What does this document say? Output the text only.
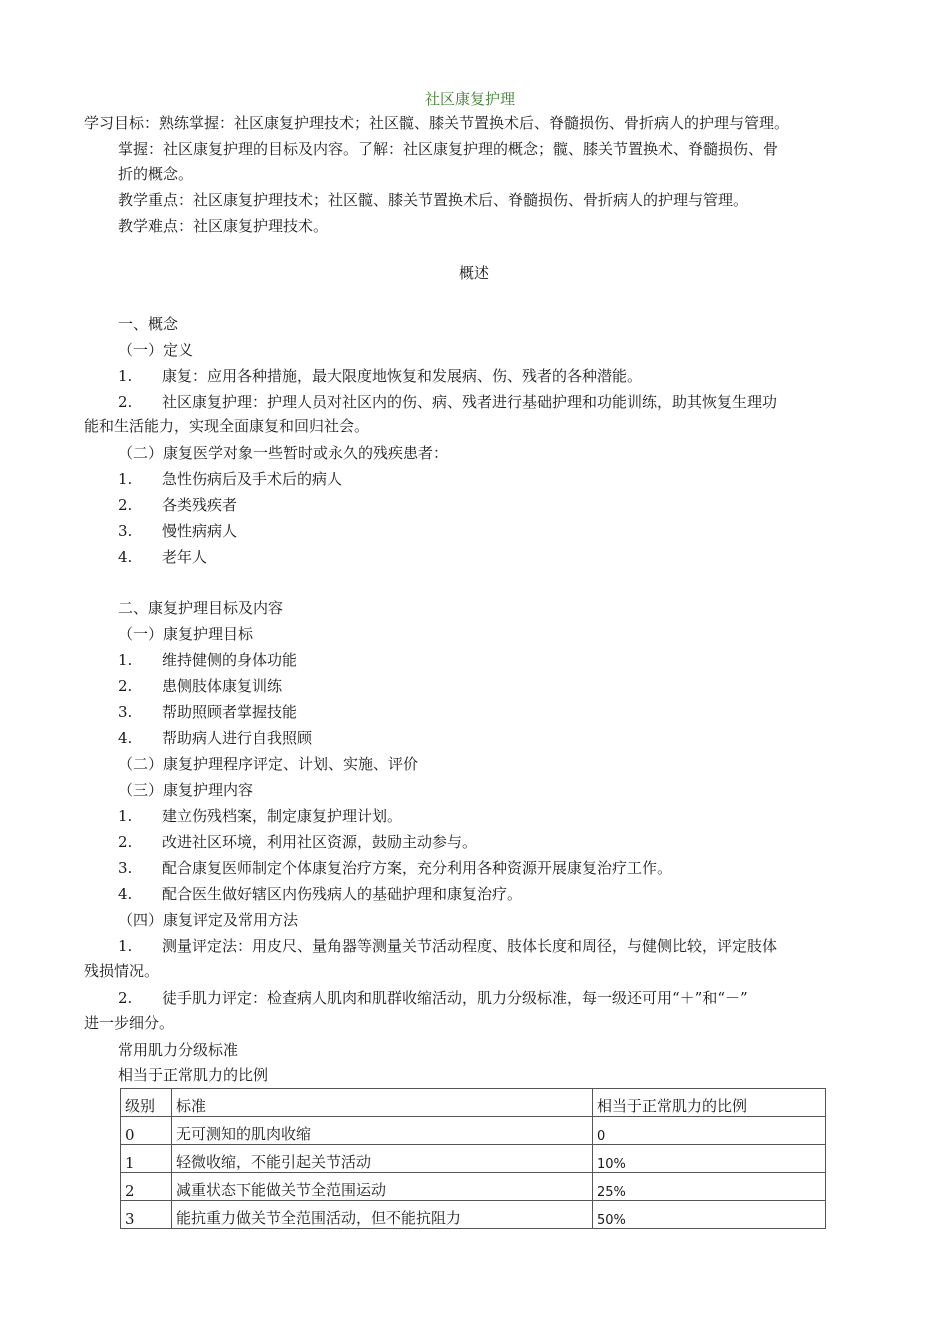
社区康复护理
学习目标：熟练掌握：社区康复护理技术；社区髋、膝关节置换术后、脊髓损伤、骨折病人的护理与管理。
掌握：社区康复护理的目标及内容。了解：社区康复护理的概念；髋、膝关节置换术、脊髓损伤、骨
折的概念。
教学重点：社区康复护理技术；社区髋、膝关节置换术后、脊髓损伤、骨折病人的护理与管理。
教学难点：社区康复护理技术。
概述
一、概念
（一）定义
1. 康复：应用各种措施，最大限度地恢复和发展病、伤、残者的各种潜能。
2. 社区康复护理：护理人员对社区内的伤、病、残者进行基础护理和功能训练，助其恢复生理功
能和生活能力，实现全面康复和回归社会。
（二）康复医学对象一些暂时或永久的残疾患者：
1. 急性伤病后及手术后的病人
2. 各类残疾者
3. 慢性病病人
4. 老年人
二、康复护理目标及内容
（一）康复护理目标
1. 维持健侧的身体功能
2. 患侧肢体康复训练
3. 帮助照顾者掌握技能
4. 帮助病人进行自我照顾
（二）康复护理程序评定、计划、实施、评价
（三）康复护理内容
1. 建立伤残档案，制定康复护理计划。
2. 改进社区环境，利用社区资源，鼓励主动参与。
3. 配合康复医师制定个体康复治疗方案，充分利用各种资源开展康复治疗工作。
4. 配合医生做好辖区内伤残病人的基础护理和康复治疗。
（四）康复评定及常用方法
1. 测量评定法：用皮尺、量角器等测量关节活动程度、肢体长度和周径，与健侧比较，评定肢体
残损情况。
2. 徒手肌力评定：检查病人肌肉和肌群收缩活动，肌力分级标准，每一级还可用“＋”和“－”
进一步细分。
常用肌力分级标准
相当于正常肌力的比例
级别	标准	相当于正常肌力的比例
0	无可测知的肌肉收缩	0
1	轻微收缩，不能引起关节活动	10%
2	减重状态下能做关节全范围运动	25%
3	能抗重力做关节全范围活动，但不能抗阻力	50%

..........

Check each line of the records above for the word "膝关节置换术后", then give the number of lines that have it, with no other words.

2